___ Passage ___

Purpose of the Study:

  • To evaluate a Bayesian search algorithm for targeting SARS-CoV-2 transmission hotspots in Columbus, Ohio.
  • To maximize the detection of new SARS-CoV-2 cases over time across various community locations.
  • To assess the feasibility of adaptive algorithms in real-world public health surveillance.

Main Methods:

  • A Thompson sampling-based Bayesian search algorithm directed pop-up SARS-CoV-2 testing.
  • Pop-up testing sites were established in 13 diverse locations across Columbus, Ohio.
  • Incentives such as gift cards and rapid antigen tests encouraged participation in testing events.

Main Results:

  • The Bayesian algorithm effectively directed testing to locations with higher SARS-CoV-2 case yields.
  • The strategy unexpectedly maximized case identification among minority residents in underserved communities.
  • Testing efforts successfully overrepresented African American participants relative to local demographics.

Conclusions:

  • Pop-up testing utilizing a bandit algorithm is a feasible urban pandemic strategy.
  • This marks the first real-world application of these algorithms for disease surveillance.
  • The study validates the effectiveness of adaptive algorithms in detecting undiagnosed SARS-CoV-2 and other infections.

___ Data to examine ___

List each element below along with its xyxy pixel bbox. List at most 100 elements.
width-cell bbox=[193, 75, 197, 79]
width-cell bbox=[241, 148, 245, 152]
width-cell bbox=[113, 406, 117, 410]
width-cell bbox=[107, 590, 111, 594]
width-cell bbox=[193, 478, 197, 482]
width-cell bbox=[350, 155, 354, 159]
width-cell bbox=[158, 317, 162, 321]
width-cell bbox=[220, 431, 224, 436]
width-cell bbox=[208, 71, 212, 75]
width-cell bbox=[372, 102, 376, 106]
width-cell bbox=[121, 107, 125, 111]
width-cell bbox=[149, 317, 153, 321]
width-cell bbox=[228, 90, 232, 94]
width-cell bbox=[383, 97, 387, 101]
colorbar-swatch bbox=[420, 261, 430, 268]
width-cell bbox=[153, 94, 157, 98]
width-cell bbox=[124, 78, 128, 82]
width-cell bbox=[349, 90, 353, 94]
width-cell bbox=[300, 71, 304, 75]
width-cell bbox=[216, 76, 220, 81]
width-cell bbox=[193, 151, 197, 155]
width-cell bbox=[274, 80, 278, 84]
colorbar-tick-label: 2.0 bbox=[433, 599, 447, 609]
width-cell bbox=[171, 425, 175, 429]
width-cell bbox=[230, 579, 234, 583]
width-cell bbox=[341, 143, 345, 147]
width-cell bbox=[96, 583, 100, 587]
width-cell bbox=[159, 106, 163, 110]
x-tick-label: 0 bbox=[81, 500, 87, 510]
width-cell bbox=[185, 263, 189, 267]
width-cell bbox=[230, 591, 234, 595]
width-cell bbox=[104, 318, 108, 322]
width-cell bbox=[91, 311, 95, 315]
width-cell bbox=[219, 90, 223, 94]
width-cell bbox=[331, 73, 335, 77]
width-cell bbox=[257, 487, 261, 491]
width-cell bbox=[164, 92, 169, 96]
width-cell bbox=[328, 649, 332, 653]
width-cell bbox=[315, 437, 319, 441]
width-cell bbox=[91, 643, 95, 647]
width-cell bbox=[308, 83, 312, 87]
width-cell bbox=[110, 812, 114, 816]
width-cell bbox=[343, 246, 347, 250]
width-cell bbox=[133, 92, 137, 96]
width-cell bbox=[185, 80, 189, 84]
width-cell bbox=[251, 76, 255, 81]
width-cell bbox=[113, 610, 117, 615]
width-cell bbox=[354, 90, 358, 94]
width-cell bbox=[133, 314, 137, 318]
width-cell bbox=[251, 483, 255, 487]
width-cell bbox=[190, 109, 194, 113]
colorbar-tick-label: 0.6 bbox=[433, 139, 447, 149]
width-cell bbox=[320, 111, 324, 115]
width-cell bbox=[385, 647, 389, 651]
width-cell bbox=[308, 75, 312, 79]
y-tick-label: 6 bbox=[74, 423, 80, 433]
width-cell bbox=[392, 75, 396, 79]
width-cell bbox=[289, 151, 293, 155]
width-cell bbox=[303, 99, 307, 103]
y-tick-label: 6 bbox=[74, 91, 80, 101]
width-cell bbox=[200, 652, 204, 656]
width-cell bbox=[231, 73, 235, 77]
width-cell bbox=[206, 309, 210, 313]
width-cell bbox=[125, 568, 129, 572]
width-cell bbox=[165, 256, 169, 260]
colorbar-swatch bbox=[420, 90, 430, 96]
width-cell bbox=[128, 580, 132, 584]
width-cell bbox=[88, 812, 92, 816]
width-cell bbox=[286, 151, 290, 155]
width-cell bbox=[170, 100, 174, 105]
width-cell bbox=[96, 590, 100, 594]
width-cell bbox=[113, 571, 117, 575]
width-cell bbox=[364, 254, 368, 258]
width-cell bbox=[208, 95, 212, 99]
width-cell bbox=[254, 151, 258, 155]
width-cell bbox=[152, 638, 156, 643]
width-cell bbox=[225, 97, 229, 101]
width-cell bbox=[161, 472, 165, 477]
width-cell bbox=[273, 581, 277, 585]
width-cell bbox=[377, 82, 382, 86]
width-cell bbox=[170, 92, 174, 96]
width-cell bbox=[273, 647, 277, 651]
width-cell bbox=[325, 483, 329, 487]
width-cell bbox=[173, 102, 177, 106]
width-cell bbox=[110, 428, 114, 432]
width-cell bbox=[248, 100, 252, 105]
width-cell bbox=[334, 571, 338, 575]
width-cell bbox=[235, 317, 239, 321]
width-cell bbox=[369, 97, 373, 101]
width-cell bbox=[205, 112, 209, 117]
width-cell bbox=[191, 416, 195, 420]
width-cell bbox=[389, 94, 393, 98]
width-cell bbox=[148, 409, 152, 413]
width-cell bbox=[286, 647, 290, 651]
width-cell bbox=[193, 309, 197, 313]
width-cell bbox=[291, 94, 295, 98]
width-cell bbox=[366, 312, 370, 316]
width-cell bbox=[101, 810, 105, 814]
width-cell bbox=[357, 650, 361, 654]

___

▸ Aim of the task
According to the study summary, how many locations across Columbus, Ohio, had pop-up testing sites?

▸ Output of the task
13 diverse locations.